=== TASK PROMPT ===
Give only one thing: the number of lines that include the word "utencolombia".

=== RECORDS FOR THE EXERCISE ===

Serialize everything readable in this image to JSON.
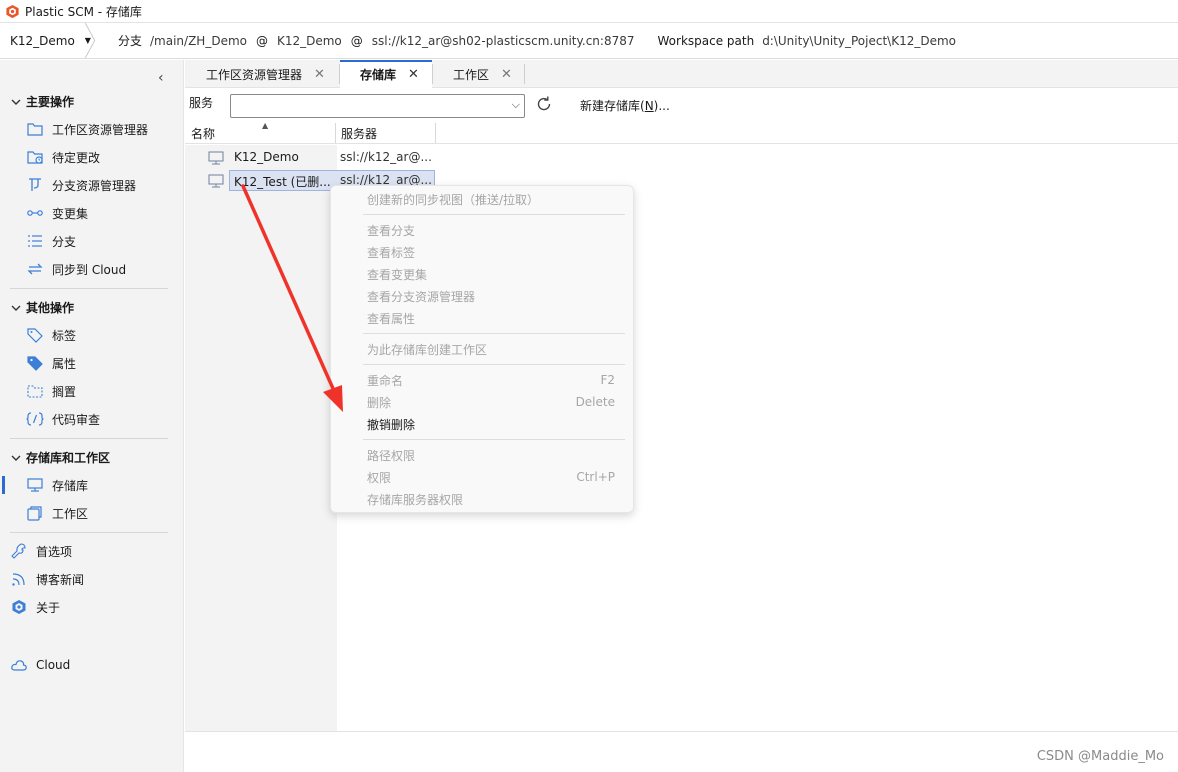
{
  "window": {
    "title": "Plastic SCM - 存储库"
  },
  "toolbar": {
    "workspace": "K12_Demo",
    "branch_label": "分支",
    "branch_path": "/main/ZH_Demo",
    "at1": "@",
    "repo": "K12_Demo",
    "at2": "@",
    "server": "ssl://k12_ar@sh02-plasticscm.unity.cn:8787",
    "workspace_path_label": "Workspace path",
    "workspace_path": "d:\\Unity\\Unity_Poject\\K12_Demo"
  },
  "sidebar": {
    "collapse": "‹",
    "main_ops": {
      "title": "主要操作",
      "items": [
        "工作区资源管理器",
        "待定更改",
        "分支资源管理器",
        "变更集",
        "分支",
        "同步到 Cloud"
      ]
    },
    "other_ops": {
      "title": "其他操作",
      "items": [
        "标签",
        "属性",
        "搁置",
        "代码审查"
      ]
    },
    "repo_ws": {
      "title": "存储库和工作区",
      "items": [
        "存储库",
        "工作区"
      ]
    },
    "bottom": [
      "首选项",
      "博客新闻",
      "关于",
      "Cloud"
    ]
  },
  "tabs": [
    {
      "label": "工作区资源管理器",
      "close": "✕"
    },
    {
      "label": "存储库",
      "close": "✕"
    },
    {
      "label": "工作区",
      "close": "✕"
    }
  ],
  "server_row": {
    "label": "服务",
    "value": "",
    "new_repo": "新建存储库(",
    "new_repo_key": "N",
    "new_repo_tail": ")..."
  },
  "list": {
    "col_name": "名称",
    "col_server": "服务器",
    "rows": [
      {
        "name": "K12_Demo",
        "server": "ssl://k12_ar@..."
      },
      {
        "name": "K12_Test (已删...",
        "server": "ssl://k12_ar@..."
      }
    ]
  },
  "context_menu": {
    "items": [
      {
        "label": "创建新的同步视图（推送/拉取）",
        "shortcut": "",
        "enabled": false
      },
      {
        "label": "查看分支",
        "shortcut": "",
        "enabled": false
      },
      {
        "label": "查看标签",
        "shortcut": "",
        "enabled": false
      },
      {
        "label": "查看变更集",
        "shortcut": "",
        "enabled": false
      },
      {
        "label": "查看分支资源管理器",
        "shortcut": "",
        "enabled": false
      },
      {
        "label": "查看属性",
        "shortcut": "",
        "enabled": false
      },
      {
        "label": "为此存储库创建工作区",
        "shortcut": "",
        "enabled": false
      },
      {
        "label": "重命名",
        "shortcut": "F2",
        "enabled": false
      },
      {
        "label": "删除",
        "shortcut": "Delete",
        "enabled": false
      },
      {
        "label": "撤销删除",
        "shortcut": "",
        "enabled": true
      },
      {
        "label": "路径权限",
        "shortcut": "",
        "enabled": false
      },
      {
        "label": "权限",
        "shortcut": "Ctrl+P",
        "enabled": false
      },
      {
        "label": "存储库服务器权限",
        "shortcut": "",
        "enabled": false
      }
    ]
  },
  "watermark": "CSDN @Maddie_Mo",
  "colors": {
    "accent": "#2b6cd4",
    "annotation_arrow": "#f0332a",
    "logo": "#e8562a"
  }
}
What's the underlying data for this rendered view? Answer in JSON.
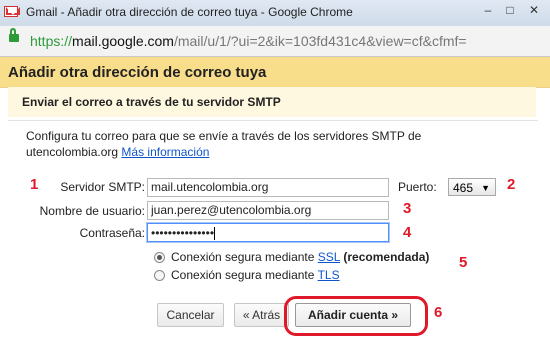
{
  "window": {
    "title": "Gmail - Añadir otra dirección de correo tuya - Google Chrome",
    "url_scheme": "https://",
    "url_host": "mail.google.com",
    "url_path": "/mail/u/1/?ui=2&ik=103fd431c4&view=cf&cfmf="
  },
  "dialog": {
    "title": "Añadir otra dirección de correo tuya",
    "subtitle": "Enviar el correo a través de tu servidor SMTP",
    "description": "Configura tu correo para que se envíe a través de los servidores SMTP de utencolombia.org",
    "more_info_link": "Más información"
  },
  "form": {
    "smtp_label": "Servidor SMTP:",
    "smtp_value": "mail.utencolombia.org",
    "port_label": "Puerto:",
    "port_value": "465",
    "username_label": "Nombre de usuario:",
    "username_value": "juan.perez@utencolombia.org",
    "password_label": "Contraseña:",
    "password_value": "•••••••••••••••",
    "ssl_prefix": "Conexión segura mediante",
    "ssl_link": "SSL",
    "ssl_suffix": "(recomendada)",
    "ssl_selected": true,
    "tls_prefix": "Conexión segura mediante",
    "tls_link": "TLS"
  },
  "buttons": {
    "cancel": "Cancelar",
    "back": "« Atrás",
    "add_account": "Añadir cuenta »"
  },
  "annotations": [
    "1",
    "2",
    "3",
    "4",
    "5",
    "6"
  ],
  "colors": {
    "header_bg": "#f8dd8a",
    "annotation_red": "#e0192a",
    "link_blue": "#1155cc"
  }
}
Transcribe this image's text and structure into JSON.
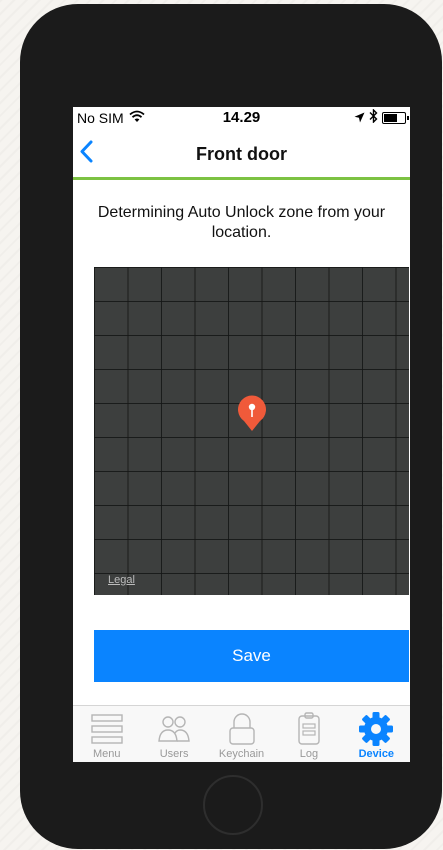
{
  "status_bar": {
    "carrier": "No SIM",
    "time": "14.29",
    "battery_level": 0.6
  },
  "nav": {
    "title": "Front door",
    "back_icon": "chevron-left-icon"
  },
  "content": {
    "info_text": "Determining Auto Unlock zone from your location.",
    "map_legal": "Legal",
    "save_label": "Save"
  },
  "tabs": [
    {
      "label": "Menu",
      "icon": "menu-icon",
      "active": false
    },
    {
      "label": "Users",
      "icon": "users-icon",
      "active": false
    },
    {
      "label": "Keychain",
      "icon": "lock-icon",
      "active": false
    },
    {
      "label": "Log",
      "icon": "clipboard-icon",
      "active": false
    },
    {
      "label": "Device",
      "icon": "gear-icon",
      "active": true
    }
  ],
  "colors": {
    "accent": "#0a84ff",
    "nav_underline": "#7cc242",
    "pin": "#f05a3a",
    "map_background": "#3d3f3e"
  }
}
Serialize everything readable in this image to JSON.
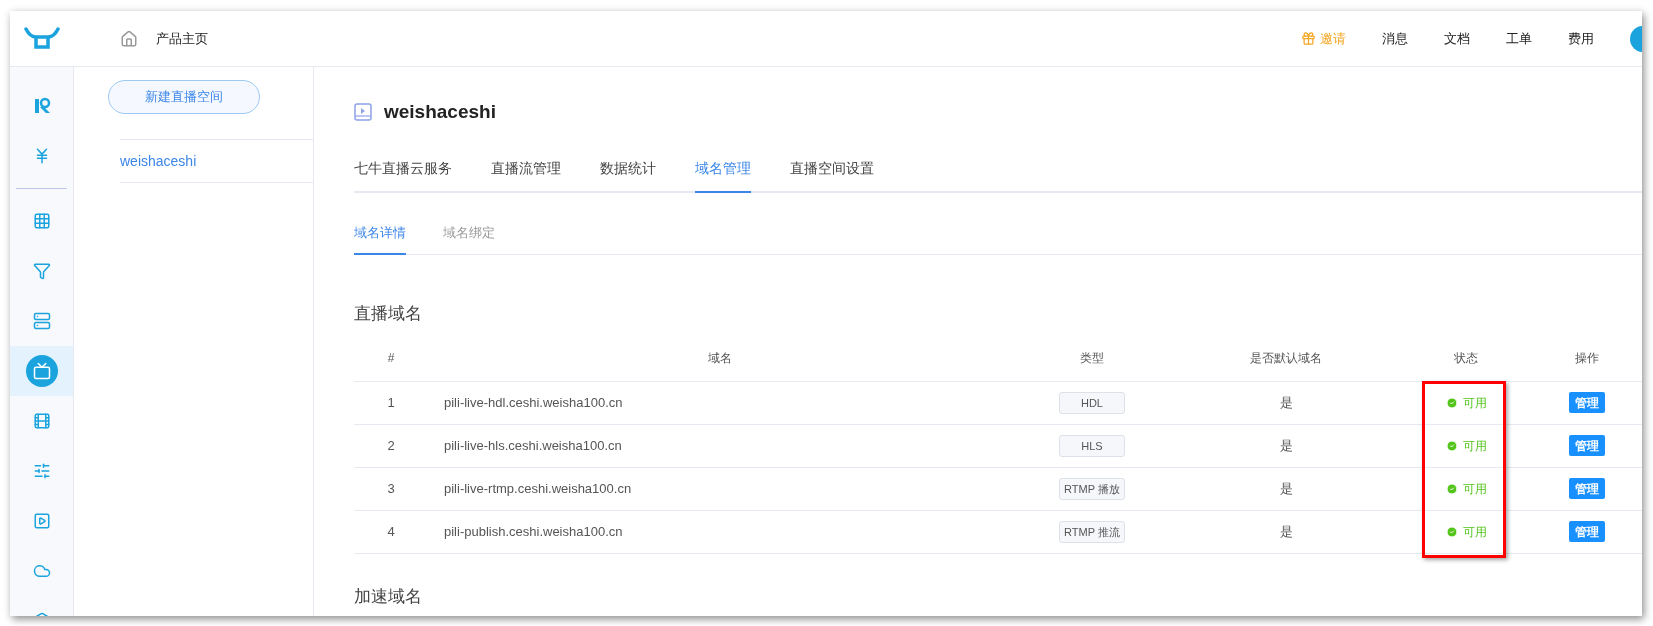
{
  "header": {
    "home_label": "产品主页",
    "nav": [
      {
        "label": "邀请",
        "kind": "invite"
      },
      {
        "label": "消息",
        "kind": "plain"
      },
      {
        "label": "文档",
        "kind": "plain"
      },
      {
        "label": "工单",
        "kind": "plain"
      },
      {
        "label": "费用",
        "kind": "plain"
      }
    ]
  },
  "rail": {
    "items": [
      {
        "selected": false
      },
      {
        "selected": false
      },
      {
        "selected": false
      },
      {
        "selected": false
      },
      {
        "selected": false
      },
      {
        "selected": true
      },
      {
        "selected": false
      },
      {
        "selected": false
      },
      {
        "selected": false
      },
      {
        "selected": false
      },
      {
        "selected": false
      }
    ]
  },
  "sidebar": {
    "new_button": "新建直播空间",
    "items": [
      {
        "label": "weishaceshi",
        "selected": true
      }
    ]
  },
  "space_title": "weishaceshi",
  "tabs": [
    {
      "label": "七牛直播云服务",
      "selected": false
    },
    {
      "label": "直播流管理",
      "selected": false
    },
    {
      "label": "数据统计",
      "selected": false
    },
    {
      "label": "域名管理",
      "selected": true
    },
    {
      "label": "直播空间设置",
      "selected": false
    }
  ],
  "sub_tabs": [
    {
      "label": "域名详情",
      "selected": true
    },
    {
      "label": "域名绑定",
      "selected": false
    }
  ],
  "section_title": "直播域名",
  "table": {
    "columns": [
      {
        "label": "#",
        "highlighted": false
      },
      {
        "label": "域名",
        "highlighted": false
      },
      {
        "label": "类型",
        "highlighted": false
      },
      {
        "label": "是否默认域名",
        "highlighted": false
      },
      {
        "label": "状态",
        "highlighted": true
      },
      {
        "label": "操作",
        "highlighted": false
      }
    ],
    "rows": [
      {
        "index": "1",
        "domain": "pili-live-hdl.ceshi.weisha100.cn",
        "type": "HDL",
        "default": "是",
        "status": {
          "text": "可用",
          "kind": "ok"
        },
        "action": "管理"
      },
      {
        "index": "2",
        "domain": "pili-live-hls.ceshi.weisha100.cn",
        "type": "HLS",
        "default": "是",
        "status": {
          "text": "可用",
          "kind": "ok"
        },
        "action": "管理"
      },
      {
        "index": "3",
        "domain": "pili-live-rtmp.ceshi.weisha100.cn",
        "type": "RTMP 播放",
        "default": "是",
        "status": {
          "text": "可用",
          "kind": "ok"
        },
        "action": "管理"
      },
      {
        "index": "4",
        "domain": "pili-publish.ceshi.weisha100.cn",
        "type": "RTMP 推流",
        "default": "是",
        "status": {
          "text": "可用",
          "kind": "ok"
        },
        "action": "管理"
      }
    ]
  },
  "section_title_2": "加速域名"
}
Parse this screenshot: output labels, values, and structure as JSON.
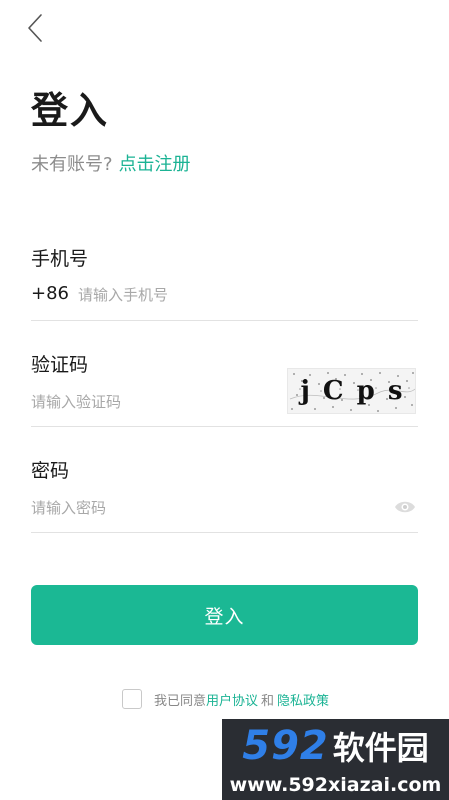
{
  "header": {
    "back_icon": "chevron-left-icon",
    "title": "登入"
  },
  "signup": {
    "prompt": "未有账号?",
    "link": "点击注册"
  },
  "phone": {
    "label": "手机号",
    "prefix": "+86",
    "placeholder": "请输入手机号",
    "value": ""
  },
  "verify": {
    "label": "验证码",
    "placeholder": "请输入验证码",
    "value": "",
    "captcha_chars": [
      "j",
      "C",
      "p",
      "s"
    ]
  },
  "password": {
    "label": "密码",
    "placeholder": "请输入密码",
    "value": "",
    "toggle_icon": "eye-icon"
  },
  "login_button": "登入",
  "agreement": {
    "prefix": "我已同意",
    "user_agreement": "用户协议",
    "and": "和",
    "privacy_policy": "隐私政策",
    "checked": false
  },
  "watermark": {
    "brand_num": "592",
    "brand_cn": "软件园",
    "url": "www.592xiazai.com"
  },
  "colors": {
    "accent": "#1bb894",
    "link": "#1bb394",
    "divider": "#e2e2e2",
    "placeholder": "#a8a8a8",
    "watermark_bg": "#2a2d33",
    "watermark_num": "#2f7fe8"
  }
}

=== RESULT FOR THIS TASK ===
3